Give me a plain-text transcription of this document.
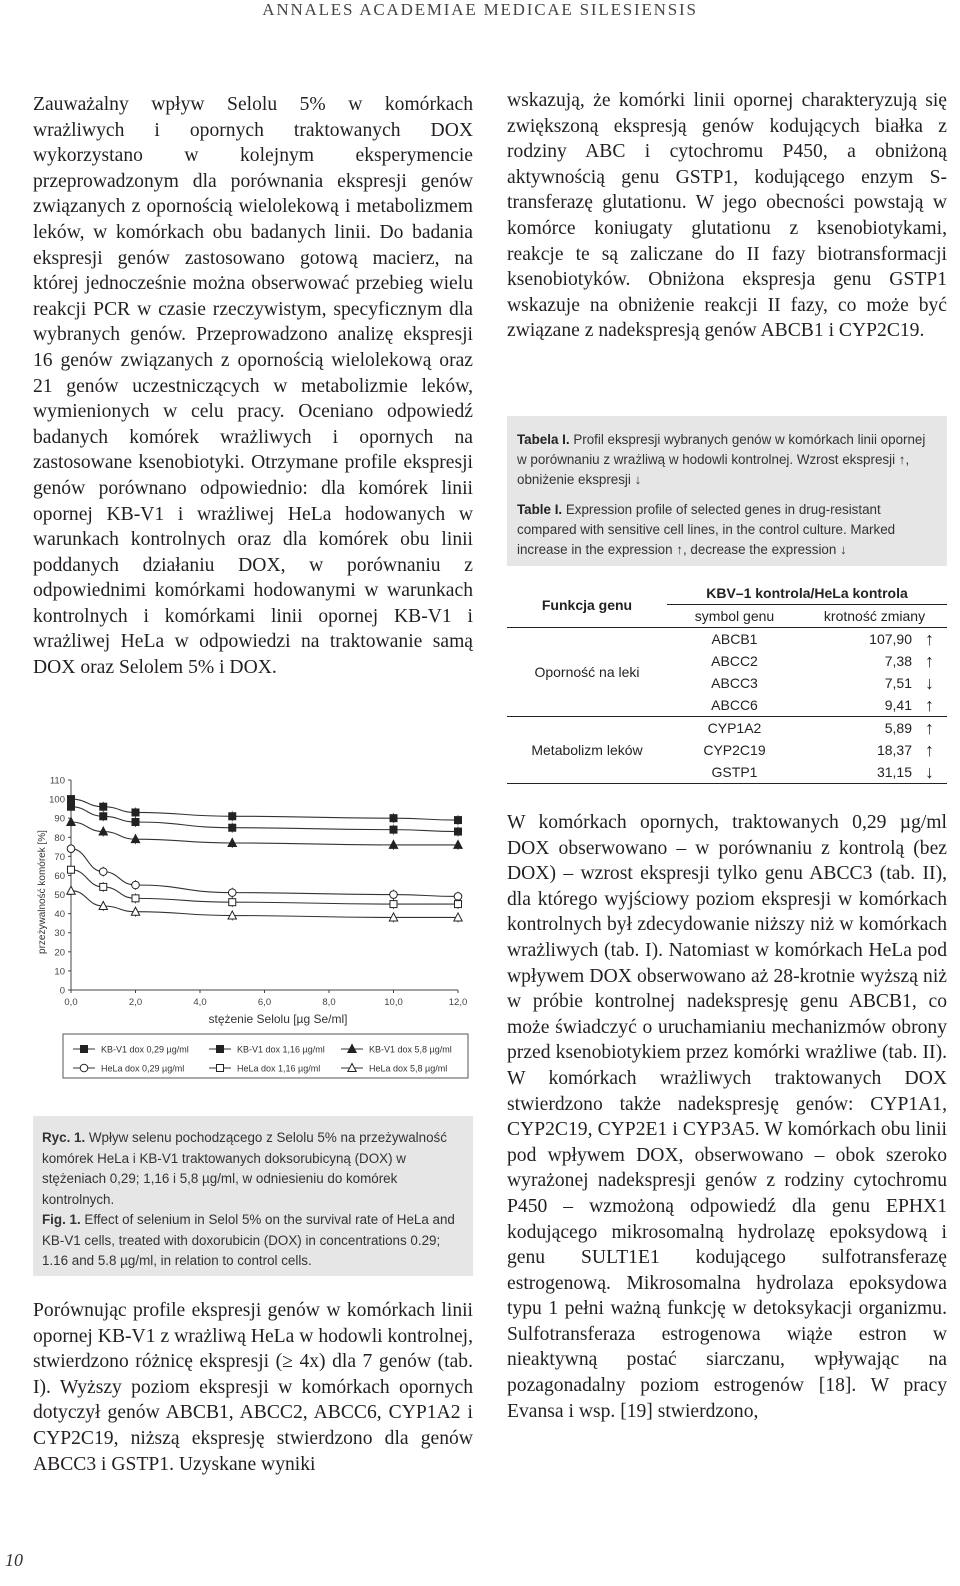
ANNALES ACADEMIAE MEDICAE SILESIENSIS

Zauważalny wpływ Selolu 5% w komórkach wrażliwych i opornych traktowanych DOX wykorzystano w kolejnym eksperymencie przeprowadzonym dla porównania ekspresji genów związanych z opornością wielolekową i metabolizmem leków, w komórkach obu badanych linii. Do badania ekspresji genów zastosowano gotową macierz, na której jednocześnie można obserwować przebieg wielu reakcji PCR w czasie rzeczywistym, specyficznym dla wybranych genów. Przeprowadzono analizę ekspresji 16 genów związanych z opornością wielolekową oraz 21 genów uczestniczących w metabolizmie leków, wymienionych w celu pracy. Oceniano odpowiedź badanych komórek wrażliwych i opornych na zastosowane ksenobiotyki. Otrzymane profile ekspresji genów porównano odpowiednio: dla komórek linii opornej KB-V1 i wrażliwej HeLa hodowanych w warunkach kontrolnych oraz dla komórek obu linii poddanych działaniu DOX, w porównaniu z odpowiednimi komórkami hodowanymi w warunkach kontrolnych i komórkami linii opornej KB-V1 i wrażliwej HeLa w odpowiedzi na traktowanie samą DOX oraz Selolem 5% i DOX.

Porównując profile ekspresji genów w komórkach linii opornej KB-V1 z wrażliwą HeLa w hodowli kontrolnej, stwierdzono różnicę ekspresji (≥ 4x) dla 7 genów (tab. I). Wyższy poziom ekspresji w komórkach opornych dotyczył genów ABCB1, ABCC2, ABCC6, CYP1A2 i CYP2C19, niższą ekspresję stwierdzono dla genów ABCC3 i GSTP1. Uzyskane wyniki

wskazują, że komórki linii opornej charakteryzują się zwiększoną ekspresją genów kodujących białka z rodziny ABC i cytochromu P450, a obniżoną aktywnością genu GSTP1, kodującego enzym S-transferazę glutationu. W jego obecności powstają w komórce koniugaty glutationu z ksenobiotykami, reakcje te są zaliczane do II fazy biotransformacji ksenobiotyków. Obniżona ekspresja genu GSTP1 wskazuje na obniżenie reakcji II fazy, co może być związane z nadekspresją genów ABCB1 i CYP2C19.

Tabela I. Profil ekspresji wybranych genów w komórkach linii opornej w porównaniu z wrażliwą w hodowli kontrolnej. Wzrost ekspresji ↑, obniżenie ekspresji ↓

Table I. Expression profile of selected genes in drug-resistant compared with sensitive cell lines, in the control culture. Marked increase in the expression ↑, decrease the expression ↓

Funkcja genu	KBV–1 kontrola/HeLa kontrola		
	symbol genu	krotność zmiany	
Oporność na leki	ABCB1	107,90	↑
	ABCC2	7,38	↑
	ABCC3	7,51	↓
	ABCC6	9,41	↑
Metabolizm leków	CYP1A2	5,89	↑
	CYP2C19	18,37	↑
	GSTP1	31,15	↓
0
10
20
30
40
50
60
70
80
90
100
110
0,0	2,0	4,0	6,0	8,0	10,0	12,0
stężenie Selolu [µg Se/ml]
przeżywalność komórek [%]
KB-V1 dox 0,29 µg/ml	KB-V1 dox 1,16 µg/ml	KB-V1 dox 5,8 µg/ml
HeLa dox 0,29 µg/ml	HeLa dox 1,16 µg/ml	HeLa dox 5,8 µg/ml

Ryc. 1. Wpływ selenu pochodzącego z Selolu 5% na przeżywalność komórek HeLa i KB-V1 traktowanych doksorubicyną (DOX) w stężeniach 0,29; 1,16 i 5,8 µg/ml, w odniesieniu do komórek kontrolnych.

Fig. 1. Effect of selenium in Selol 5% on the survival rate of HeLa and KB-V1 cells, treated with doxorubicin (DOX) in concentrations 0.29; 1.16 and 5.8 µg/ml, in relation to control cells.

W komórkach opornych, traktowanych 0,29 µg/ml DOX obserwowano – w porównaniu z kontrolą (bez DOX) – wzrost ekspresji tylko genu ABCC3 (tab. II), dla którego wyjściowy poziom ekspresji w komórkach kontrolnych był zdecydowanie niższy niż w komórkach wrażliwych (tab. I). Natomiast w komórkach HeLa pod wpływem DOX obserwowano aż 28-krotnie wyższą niż w próbie kontrolnej nadekspresję genu ABCB1, co może świadczyć o uruchamianiu mechanizmów obrony przed ksenobiotykiem przez komórki wrażliwe (tab. II). W komórkach wrażliwych traktowanych DOX stwierdzono także nadekspresję genów: CYP1A1, CYP2C19, CYP2E1 i CYP3A5. W komórkach obu linii pod wpływem DOX, obserwowano – obok szeroko wyrażonej nadekspresji genów z rodziny cytochromu P450 – wzmożoną odpowiedź dla genu EPHX1 kodującego mikrosomalną hydrolazę epoksydową i genu SULT1E1 kodującego sulfotransferazę estrogenową. Mikrosomalna hydrolaza epoksydowa typu 1 pełni ważną funkcję w detoksykacji organizmu. Sulfotransferaza estrogenowa wiąże estron w nieaktywną postać siarczanu, wpływając na pozagonadalny poziom estrogenów [18]. W pracy Evansa i wsp. [19] stwierdzono,

10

----------------------------------------

Task statement.
Reproduce every line above that contains the string "hodowli".

Solution for this exercise.
Porównując profile ekspresji genów w komórkach linii opornej KB-V1 z wrażliwą HeLa w hodowli kontrolnej, stwierdzono różnicę ekspresji (≥ 4x) dla 7 genów (tab. I). Wyższy poziom ekspresji w komórkach opornych dotyczył genów ABCB1, ABCC2, ABCC6, CYP1A2 i CYP2C19, niższą ekspresję stwierdzono dla genów ABCC3 i GSTP1. Uzyskane wyniki
Tabela I. Profil ekspresji wybranych genów w komórkach linii opornej w porównaniu z wrażliwą w hodowli kontrolnej. Wzrost ekspresji ↑, obniżenie ekspresji ↓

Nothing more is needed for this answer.